_What the task requires:_ Starting with the line that contains "Extract the structured", write out each line through the end of the listing, unchanged. Output nothing else.

Figure data in JSON
┌────────

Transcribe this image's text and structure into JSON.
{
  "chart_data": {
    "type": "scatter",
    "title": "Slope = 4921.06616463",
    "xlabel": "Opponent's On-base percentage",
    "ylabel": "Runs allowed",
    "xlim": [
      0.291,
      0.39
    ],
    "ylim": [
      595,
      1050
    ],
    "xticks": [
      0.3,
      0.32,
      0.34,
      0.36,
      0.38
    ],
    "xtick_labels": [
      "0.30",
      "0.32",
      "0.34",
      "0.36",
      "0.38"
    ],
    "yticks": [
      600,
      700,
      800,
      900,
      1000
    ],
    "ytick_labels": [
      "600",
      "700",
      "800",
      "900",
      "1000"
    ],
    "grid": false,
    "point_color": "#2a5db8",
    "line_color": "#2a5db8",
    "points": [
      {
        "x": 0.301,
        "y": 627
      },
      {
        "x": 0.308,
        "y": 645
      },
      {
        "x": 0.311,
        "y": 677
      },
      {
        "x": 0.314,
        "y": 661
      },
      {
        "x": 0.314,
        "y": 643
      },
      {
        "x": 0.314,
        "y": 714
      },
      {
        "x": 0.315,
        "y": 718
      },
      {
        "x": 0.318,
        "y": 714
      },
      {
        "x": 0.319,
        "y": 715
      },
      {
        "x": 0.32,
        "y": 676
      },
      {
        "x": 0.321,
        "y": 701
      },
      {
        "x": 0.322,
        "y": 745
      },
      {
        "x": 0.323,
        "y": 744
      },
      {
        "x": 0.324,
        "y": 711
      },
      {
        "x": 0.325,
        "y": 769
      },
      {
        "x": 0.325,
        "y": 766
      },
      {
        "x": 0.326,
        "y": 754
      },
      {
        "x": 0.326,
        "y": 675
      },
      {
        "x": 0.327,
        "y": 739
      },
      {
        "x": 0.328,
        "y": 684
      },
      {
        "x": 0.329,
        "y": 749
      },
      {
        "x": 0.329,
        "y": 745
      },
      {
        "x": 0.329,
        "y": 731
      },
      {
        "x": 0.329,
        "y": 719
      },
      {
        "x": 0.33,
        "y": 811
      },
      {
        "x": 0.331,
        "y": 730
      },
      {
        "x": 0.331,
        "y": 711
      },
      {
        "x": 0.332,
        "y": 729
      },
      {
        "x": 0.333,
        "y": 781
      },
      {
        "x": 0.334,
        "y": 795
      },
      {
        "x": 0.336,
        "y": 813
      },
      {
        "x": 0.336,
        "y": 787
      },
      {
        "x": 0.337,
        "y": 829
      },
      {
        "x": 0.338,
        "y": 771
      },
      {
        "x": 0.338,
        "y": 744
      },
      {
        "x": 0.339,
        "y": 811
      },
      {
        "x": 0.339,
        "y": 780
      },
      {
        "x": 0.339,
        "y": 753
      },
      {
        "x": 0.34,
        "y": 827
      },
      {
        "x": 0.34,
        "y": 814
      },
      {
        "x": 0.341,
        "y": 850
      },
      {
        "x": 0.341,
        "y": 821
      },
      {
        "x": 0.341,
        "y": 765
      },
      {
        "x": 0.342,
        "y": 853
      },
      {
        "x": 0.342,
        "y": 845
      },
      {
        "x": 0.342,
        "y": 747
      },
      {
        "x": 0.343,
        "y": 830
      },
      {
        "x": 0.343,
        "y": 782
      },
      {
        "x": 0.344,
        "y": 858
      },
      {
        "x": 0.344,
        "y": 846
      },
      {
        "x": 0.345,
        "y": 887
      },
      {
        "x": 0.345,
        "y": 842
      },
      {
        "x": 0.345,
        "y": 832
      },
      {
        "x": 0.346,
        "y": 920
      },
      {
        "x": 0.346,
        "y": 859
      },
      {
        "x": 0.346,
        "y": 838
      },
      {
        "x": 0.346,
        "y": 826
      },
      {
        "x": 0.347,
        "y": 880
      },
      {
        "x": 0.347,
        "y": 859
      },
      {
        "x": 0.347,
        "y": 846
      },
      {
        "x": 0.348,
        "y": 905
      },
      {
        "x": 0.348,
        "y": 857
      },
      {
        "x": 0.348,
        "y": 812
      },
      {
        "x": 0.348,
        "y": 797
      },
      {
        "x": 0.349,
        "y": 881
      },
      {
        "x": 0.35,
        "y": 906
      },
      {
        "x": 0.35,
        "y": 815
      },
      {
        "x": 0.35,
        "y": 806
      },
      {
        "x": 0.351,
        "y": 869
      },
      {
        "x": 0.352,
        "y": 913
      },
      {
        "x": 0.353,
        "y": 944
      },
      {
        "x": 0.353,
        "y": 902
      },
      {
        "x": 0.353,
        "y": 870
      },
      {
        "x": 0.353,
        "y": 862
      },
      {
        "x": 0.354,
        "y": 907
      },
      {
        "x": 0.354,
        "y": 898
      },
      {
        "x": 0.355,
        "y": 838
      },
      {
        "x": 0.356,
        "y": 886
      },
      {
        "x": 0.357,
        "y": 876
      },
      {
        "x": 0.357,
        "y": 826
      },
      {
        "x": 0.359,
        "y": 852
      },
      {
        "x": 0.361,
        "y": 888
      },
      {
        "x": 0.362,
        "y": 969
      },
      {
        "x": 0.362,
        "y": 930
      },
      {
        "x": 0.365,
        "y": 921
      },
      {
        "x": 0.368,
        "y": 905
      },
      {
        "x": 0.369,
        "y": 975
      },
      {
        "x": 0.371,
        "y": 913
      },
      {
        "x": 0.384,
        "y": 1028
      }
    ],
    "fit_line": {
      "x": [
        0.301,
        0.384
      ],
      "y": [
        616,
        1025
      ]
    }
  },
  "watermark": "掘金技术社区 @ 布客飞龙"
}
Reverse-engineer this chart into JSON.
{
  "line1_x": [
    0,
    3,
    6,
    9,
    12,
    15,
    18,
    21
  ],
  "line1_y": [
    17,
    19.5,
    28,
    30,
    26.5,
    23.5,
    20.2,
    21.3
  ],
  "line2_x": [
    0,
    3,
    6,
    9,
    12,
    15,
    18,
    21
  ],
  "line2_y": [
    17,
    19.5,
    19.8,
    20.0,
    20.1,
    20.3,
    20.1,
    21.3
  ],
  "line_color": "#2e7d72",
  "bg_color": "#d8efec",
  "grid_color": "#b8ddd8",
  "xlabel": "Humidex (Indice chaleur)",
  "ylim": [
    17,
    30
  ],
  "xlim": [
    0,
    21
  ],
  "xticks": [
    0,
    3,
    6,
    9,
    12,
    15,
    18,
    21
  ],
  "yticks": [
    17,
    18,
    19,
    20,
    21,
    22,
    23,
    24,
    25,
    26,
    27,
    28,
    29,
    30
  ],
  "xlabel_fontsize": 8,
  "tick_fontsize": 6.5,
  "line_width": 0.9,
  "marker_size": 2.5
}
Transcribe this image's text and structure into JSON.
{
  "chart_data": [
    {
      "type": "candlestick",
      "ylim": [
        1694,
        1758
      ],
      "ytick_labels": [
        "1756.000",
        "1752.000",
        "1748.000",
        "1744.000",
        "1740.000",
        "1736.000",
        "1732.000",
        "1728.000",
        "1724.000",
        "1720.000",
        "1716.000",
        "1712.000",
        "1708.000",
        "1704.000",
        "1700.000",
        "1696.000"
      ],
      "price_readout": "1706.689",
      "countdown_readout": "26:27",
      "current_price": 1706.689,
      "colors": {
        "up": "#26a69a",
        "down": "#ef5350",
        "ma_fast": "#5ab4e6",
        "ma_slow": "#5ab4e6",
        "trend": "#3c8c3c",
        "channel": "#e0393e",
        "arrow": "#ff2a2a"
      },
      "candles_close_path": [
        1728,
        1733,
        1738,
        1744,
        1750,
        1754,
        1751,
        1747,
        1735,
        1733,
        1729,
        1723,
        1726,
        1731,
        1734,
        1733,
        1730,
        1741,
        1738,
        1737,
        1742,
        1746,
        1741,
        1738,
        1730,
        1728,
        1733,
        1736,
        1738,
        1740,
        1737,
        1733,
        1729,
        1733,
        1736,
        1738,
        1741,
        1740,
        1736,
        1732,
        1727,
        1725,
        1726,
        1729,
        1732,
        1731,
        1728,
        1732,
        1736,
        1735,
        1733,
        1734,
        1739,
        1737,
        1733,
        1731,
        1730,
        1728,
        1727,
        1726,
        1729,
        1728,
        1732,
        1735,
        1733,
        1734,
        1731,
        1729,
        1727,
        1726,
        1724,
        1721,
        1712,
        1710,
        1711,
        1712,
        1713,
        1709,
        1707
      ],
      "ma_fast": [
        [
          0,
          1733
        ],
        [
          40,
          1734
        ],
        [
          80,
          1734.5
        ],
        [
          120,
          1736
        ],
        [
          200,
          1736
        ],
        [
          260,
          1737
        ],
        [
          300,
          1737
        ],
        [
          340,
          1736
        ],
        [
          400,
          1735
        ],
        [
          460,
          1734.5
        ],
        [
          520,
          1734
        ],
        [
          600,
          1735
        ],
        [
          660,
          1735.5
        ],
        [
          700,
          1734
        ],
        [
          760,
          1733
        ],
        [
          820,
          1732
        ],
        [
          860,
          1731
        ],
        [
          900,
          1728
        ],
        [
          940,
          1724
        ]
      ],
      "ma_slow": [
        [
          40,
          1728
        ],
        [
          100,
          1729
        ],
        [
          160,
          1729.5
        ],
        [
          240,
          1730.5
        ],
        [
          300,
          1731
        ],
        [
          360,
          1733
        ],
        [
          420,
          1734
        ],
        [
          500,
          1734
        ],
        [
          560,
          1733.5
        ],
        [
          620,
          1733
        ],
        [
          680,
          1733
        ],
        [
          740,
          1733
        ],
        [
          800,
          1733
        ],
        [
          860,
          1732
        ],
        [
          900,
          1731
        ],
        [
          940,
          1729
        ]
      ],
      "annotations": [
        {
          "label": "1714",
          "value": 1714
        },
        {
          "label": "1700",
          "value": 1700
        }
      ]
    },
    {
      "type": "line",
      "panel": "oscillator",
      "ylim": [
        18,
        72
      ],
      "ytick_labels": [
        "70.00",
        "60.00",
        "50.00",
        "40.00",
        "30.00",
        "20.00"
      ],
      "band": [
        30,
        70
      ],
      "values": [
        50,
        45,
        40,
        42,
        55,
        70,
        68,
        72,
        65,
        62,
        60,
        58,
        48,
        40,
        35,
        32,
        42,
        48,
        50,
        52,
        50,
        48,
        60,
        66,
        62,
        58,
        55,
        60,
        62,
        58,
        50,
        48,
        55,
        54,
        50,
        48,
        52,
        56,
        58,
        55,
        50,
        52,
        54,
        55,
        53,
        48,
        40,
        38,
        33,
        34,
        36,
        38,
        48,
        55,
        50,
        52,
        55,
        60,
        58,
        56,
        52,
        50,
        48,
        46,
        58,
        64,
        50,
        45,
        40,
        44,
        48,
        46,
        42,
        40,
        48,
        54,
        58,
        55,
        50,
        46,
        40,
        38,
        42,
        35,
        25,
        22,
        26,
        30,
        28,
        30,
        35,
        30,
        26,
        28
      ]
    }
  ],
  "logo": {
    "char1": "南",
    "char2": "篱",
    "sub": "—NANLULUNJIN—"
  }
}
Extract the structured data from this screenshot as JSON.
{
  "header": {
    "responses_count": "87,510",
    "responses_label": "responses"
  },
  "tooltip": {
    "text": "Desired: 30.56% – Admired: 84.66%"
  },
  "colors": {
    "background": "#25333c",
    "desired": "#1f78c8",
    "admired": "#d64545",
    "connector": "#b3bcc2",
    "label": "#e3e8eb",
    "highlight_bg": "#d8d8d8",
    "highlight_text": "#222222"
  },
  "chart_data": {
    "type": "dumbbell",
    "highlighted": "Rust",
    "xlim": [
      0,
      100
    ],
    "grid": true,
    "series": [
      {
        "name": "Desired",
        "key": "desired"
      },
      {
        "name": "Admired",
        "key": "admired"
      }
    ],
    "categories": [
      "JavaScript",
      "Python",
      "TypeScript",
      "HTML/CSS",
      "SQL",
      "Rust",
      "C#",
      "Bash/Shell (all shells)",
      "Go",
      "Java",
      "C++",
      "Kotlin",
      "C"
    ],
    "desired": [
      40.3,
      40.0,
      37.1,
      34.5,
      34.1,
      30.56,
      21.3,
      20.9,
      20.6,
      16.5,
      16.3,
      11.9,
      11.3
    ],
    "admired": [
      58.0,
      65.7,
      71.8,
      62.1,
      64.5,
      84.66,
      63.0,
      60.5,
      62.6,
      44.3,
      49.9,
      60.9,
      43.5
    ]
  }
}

└────────

_Output for this exercise:_
Extract the structured data from this screenshot as JSON.
{
  "header": {
    "responses_count": "87,510",
    "responses_label": "responses"
  },
  "tooltip": {
    "text": "Desired: 30.56% – Admired: 84.66%"
  },
  "colors": {
    "background": "#25333c",
    "desired": "#1f78c8",
    "admired": "#d64545",
    "connector": "#b3bcc2",
    "label": "#e3e8eb",
    "highlight_bg": "#d8d8d8",
    "highlight_text": "#222222"
  },
  "chart_data": {
    "type": "dumbbell",
    "highlighted": "Rust",
    "xlim": [
      0,
      100
    ],
    "grid": true,
    "series": [
      {
        "name": "Desired",
        "key": "desired"
      },
      {
        "name": "Admired",
        "key": "admired"
      }
    ],
    "categories": [
      "JavaScript",
      "Python",
      "TypeScript",
      "HTML/CSS",
      "SQL",
      "Rust",
      "C#",
      "Bash/Shell (all shells)",
      "Go",
      "Java",
      "C++",
      "Kotlin",
      "C"
    ],
    "desired": [
      40.3,
      40.0,
      37.1,
      34.5,
      34.1,
      30.56,
      21.3,
      20.9,
      20.6,
      16.5,
      16.3,
      11.9,
      11.3
    ],
    "admired": [
      58.0,
      65.7,
      71.8,
      62.1,
      64.5,
      84.66,
      63.0,
      60.5,
      62.6,
      44.3,
      49.9,
      60.9,
      43.5
    ]
  }
}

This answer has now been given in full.